## [To do]
A) Reproduce the passage of the frankincense article starting at "High in the" and ending at "of the forest.".
B) According to the frankincense article, why is the survival of the wild Boswellia forest under serious threat? Answer in one to three sentences.

## [Extract to read]
Famous frankincense forest is in serious danger • Earth.com
frankincense forest
12-26-2016

Famous frankincense forest is in serious danger

High in the rugged Cal Madow Mountains located northeast of Somalia reside sacred trees that are native to this land called Boswellia sacra. These Somaliland mountains are the site of a centuries-old tradition of frankincense harvesting that is becoming overexploited, and threatening what remains of the forest.

The Boswellia trees are harvested for frankincense, and are being over-tapped to meet the high demand for resin. Frankincense is a major source of revenue for Somaliland, especially now that the demand for essential oils has skyrocketed.

Anjanette DeCarlo is an ecologist and director of an environmental group called Conserve Cal Madow. He explains that over the last six years, prices for raw frankincense have jumped from $1 per kilogram to as much as $7 per kilogram.

Frankincense is a fragrant resin that has been traded for over 5000 years. It can be dated back to ancient Egypt when it was used in medicine, perfume, and burned in religious ceremonies.

Frankincense is also referenced in the Old Testament as one of the gifts brought to baby Jesus by the Three Kings. Currently, the resin is referred to as the “King of essential oils,” and is marketed as both a health and beauty product.

The high demand of frankincense has led to the overharvesting of the Boswellia trees. The tree bark is cut, or stripped, to obtain its milky sap. The tapping of the trees was once seasonal but is now happening year-round, resulting in a serious threat to the survival of the wild forest.

“The death rate of the adult trees is alarming,” DeCarlo said. “There is potential for regeneration, but it takes about 40 years or so for these trees to become viable for tapping if it’s done right.”

The tradition of gathering raw frankincense from Boswellia trees in the Cad Mountains has been handed down from father to son for many centuries. There are dangerous challenges for these men including rough terrain, venomous snakes, and jagged cliffs as high as over 8000 feet.

## [Data section]
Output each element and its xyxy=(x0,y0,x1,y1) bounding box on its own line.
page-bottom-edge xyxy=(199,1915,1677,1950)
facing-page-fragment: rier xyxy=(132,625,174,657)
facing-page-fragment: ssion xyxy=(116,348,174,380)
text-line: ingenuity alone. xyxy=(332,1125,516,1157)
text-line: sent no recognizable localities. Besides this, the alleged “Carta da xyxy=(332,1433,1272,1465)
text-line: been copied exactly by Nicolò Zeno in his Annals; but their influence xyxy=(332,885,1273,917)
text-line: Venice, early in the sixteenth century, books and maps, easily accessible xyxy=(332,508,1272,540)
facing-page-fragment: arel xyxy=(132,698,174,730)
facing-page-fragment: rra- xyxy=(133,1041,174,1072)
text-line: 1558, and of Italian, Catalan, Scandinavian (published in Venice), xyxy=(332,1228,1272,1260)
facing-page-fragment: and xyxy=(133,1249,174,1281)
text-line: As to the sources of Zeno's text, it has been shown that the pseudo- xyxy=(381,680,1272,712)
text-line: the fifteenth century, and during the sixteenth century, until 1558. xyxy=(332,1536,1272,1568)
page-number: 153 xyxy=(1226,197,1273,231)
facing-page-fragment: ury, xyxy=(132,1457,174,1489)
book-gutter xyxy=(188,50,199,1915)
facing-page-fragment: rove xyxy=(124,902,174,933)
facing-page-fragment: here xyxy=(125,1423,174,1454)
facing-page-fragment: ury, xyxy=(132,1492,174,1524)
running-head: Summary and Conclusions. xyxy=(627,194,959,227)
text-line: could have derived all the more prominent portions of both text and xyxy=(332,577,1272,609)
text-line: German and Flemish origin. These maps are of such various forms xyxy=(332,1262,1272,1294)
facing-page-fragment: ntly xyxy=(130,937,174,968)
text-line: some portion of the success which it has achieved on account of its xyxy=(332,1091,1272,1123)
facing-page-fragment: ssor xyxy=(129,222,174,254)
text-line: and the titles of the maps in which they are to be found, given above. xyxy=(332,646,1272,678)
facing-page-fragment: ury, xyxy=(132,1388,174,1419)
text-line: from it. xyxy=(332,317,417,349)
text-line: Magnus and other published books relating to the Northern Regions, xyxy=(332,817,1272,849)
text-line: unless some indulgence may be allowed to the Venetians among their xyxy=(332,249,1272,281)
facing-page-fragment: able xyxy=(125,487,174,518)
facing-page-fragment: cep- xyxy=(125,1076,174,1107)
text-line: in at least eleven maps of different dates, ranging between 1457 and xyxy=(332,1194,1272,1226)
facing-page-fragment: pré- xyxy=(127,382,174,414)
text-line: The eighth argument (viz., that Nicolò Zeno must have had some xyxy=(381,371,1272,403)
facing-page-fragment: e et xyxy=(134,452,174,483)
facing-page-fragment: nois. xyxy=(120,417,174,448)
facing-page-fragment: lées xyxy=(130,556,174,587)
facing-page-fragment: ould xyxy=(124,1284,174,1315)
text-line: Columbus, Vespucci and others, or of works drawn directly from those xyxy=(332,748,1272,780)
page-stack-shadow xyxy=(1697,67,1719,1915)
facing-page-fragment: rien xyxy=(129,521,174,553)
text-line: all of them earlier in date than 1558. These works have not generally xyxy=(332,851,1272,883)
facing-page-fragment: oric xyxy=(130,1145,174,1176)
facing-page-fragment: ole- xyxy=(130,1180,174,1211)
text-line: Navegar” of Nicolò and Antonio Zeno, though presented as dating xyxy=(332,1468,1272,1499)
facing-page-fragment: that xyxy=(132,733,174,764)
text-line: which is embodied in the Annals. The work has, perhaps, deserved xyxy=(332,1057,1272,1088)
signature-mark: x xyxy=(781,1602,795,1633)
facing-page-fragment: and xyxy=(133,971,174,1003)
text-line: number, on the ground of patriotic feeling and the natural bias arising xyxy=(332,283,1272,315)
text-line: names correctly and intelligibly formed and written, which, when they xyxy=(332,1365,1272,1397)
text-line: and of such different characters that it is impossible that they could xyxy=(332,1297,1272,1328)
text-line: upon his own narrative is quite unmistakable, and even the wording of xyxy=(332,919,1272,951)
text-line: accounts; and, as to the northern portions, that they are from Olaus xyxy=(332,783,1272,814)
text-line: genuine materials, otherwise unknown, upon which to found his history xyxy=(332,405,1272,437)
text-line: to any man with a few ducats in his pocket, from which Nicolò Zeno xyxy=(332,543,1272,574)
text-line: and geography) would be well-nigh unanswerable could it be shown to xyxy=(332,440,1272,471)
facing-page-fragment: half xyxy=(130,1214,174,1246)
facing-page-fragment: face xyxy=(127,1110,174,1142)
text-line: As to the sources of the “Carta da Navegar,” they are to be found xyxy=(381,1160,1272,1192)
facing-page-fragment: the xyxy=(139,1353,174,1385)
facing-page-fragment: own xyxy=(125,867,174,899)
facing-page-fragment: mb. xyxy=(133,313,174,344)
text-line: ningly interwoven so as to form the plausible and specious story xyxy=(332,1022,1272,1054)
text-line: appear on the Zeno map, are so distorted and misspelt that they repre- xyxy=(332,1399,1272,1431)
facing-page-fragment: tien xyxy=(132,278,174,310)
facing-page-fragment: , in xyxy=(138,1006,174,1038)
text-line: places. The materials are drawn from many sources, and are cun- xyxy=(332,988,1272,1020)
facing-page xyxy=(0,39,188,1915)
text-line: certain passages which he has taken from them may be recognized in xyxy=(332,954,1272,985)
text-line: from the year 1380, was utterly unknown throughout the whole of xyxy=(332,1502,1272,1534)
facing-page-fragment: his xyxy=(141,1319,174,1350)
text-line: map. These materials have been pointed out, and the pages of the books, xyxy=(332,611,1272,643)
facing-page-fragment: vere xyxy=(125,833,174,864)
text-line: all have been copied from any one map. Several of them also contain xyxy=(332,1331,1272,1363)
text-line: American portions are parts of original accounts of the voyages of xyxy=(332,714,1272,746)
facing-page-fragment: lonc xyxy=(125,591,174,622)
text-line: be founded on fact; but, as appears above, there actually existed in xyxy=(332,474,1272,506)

## [Solution set]
A)
High in the rugged Cal Madow Mountains located northeast of Somalia reside sacred trees that are native to this land called Boswellia sacra. These Somaliland mountains are the site of a centuries-old tradition of frankincense harvesting that is becoming overexploited, and threatening what remains of the forest.

B) High demand for frankincense has led to overharvesting of the Boswellia trees, whose bark is cut or stripped to get their milky sap. This tapping used to be seasonal but now happens year-round, which seriously threatens the survival of the wild forest.